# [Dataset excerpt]
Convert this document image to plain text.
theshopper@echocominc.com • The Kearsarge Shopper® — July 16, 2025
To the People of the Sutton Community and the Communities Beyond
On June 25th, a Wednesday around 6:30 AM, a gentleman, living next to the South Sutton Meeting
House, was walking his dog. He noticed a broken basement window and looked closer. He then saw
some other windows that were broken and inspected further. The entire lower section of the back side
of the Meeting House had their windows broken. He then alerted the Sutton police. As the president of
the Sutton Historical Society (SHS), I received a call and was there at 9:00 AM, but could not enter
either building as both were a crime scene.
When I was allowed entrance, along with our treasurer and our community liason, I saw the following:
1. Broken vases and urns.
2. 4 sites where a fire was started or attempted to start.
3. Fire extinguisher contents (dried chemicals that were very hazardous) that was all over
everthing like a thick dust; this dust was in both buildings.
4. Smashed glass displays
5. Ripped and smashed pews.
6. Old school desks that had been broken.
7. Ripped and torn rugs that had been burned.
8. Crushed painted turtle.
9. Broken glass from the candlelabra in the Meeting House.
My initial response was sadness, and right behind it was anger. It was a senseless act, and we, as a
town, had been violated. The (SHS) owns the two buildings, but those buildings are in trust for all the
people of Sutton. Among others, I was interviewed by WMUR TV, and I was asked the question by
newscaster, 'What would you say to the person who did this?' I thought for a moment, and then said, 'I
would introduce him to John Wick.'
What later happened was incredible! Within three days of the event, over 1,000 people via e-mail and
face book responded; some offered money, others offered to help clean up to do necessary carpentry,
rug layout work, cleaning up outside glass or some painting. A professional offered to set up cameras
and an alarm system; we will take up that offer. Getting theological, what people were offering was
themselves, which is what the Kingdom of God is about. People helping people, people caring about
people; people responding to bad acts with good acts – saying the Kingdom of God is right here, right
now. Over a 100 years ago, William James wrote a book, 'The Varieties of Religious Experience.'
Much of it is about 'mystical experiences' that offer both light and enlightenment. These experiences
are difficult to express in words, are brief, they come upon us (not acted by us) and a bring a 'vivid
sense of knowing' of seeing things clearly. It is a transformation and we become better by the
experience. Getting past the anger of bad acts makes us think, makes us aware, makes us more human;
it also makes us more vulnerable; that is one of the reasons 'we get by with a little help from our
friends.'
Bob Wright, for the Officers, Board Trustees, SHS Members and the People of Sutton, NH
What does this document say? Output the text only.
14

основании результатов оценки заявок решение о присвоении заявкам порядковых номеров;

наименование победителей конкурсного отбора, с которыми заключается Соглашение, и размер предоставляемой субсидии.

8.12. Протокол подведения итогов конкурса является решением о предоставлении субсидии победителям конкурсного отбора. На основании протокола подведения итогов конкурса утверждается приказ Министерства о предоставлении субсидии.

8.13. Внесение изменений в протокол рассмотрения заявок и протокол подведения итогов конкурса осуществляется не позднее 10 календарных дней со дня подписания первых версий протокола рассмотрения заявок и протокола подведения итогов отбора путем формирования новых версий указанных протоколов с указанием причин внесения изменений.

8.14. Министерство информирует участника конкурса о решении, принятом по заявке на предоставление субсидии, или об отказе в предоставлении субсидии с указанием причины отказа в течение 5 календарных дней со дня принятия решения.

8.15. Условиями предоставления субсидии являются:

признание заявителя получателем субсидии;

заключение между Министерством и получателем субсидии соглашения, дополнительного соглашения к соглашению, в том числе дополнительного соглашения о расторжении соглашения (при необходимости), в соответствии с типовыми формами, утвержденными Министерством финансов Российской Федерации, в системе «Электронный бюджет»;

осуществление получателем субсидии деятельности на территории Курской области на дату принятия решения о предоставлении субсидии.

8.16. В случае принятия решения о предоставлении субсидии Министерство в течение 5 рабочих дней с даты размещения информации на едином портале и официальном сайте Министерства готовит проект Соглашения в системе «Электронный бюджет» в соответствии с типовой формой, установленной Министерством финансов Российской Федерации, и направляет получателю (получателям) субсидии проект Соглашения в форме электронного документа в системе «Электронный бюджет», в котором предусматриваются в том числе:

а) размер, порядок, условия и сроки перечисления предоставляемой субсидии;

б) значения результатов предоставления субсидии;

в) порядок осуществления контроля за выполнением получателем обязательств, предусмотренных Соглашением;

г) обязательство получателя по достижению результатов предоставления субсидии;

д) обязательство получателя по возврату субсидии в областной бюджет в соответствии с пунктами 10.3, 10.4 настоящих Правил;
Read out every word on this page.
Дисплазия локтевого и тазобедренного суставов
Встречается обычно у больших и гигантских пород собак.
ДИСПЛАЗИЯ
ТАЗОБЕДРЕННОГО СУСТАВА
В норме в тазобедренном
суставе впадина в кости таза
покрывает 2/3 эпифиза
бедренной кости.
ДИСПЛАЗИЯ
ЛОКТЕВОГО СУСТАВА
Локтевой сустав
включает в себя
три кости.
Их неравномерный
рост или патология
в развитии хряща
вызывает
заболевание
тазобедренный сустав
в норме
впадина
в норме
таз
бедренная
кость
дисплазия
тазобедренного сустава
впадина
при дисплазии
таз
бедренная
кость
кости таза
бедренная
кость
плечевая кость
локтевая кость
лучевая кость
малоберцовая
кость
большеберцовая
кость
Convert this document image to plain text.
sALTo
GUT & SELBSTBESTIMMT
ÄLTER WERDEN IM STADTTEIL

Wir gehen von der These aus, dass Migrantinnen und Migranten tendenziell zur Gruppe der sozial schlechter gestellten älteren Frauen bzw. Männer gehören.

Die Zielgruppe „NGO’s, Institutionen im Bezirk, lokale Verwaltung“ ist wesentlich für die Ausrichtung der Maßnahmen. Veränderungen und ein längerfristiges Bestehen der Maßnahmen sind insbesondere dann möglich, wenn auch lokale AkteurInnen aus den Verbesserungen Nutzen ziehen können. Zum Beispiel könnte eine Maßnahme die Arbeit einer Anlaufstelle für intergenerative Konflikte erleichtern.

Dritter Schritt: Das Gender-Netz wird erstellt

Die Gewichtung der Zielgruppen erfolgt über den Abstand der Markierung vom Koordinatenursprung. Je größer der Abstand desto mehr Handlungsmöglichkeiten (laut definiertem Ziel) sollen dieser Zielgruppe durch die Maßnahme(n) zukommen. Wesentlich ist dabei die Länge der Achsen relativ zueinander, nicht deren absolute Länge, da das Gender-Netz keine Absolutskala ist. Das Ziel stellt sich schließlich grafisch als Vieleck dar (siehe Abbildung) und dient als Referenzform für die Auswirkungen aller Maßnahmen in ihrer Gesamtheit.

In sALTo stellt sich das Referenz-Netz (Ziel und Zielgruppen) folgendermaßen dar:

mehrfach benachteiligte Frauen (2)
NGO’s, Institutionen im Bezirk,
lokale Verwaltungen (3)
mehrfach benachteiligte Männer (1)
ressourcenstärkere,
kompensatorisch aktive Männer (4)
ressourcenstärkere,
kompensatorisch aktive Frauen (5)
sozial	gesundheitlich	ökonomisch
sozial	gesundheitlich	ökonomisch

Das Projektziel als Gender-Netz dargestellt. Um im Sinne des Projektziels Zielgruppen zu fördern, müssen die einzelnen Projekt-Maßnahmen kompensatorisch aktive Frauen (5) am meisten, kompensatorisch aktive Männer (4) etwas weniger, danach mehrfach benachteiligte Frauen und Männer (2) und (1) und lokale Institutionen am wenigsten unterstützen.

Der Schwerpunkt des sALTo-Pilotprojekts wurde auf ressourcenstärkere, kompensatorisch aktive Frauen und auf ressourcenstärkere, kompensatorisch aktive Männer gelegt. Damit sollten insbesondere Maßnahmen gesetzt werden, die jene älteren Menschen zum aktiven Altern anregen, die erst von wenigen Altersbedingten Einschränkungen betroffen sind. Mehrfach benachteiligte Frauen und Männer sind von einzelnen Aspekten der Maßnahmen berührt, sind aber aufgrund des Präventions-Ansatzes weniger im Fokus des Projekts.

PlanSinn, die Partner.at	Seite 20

# [DIRECTIONS]
Examine the records and pull out every line where the string "Kingdom" occurs.

# [FINISHED ANSWER]
themselves, which is what the Kingdom of God is about. People helping people, people caring about
people; people responding to bad acts with good acts – saying the Kingdom of God is right here, right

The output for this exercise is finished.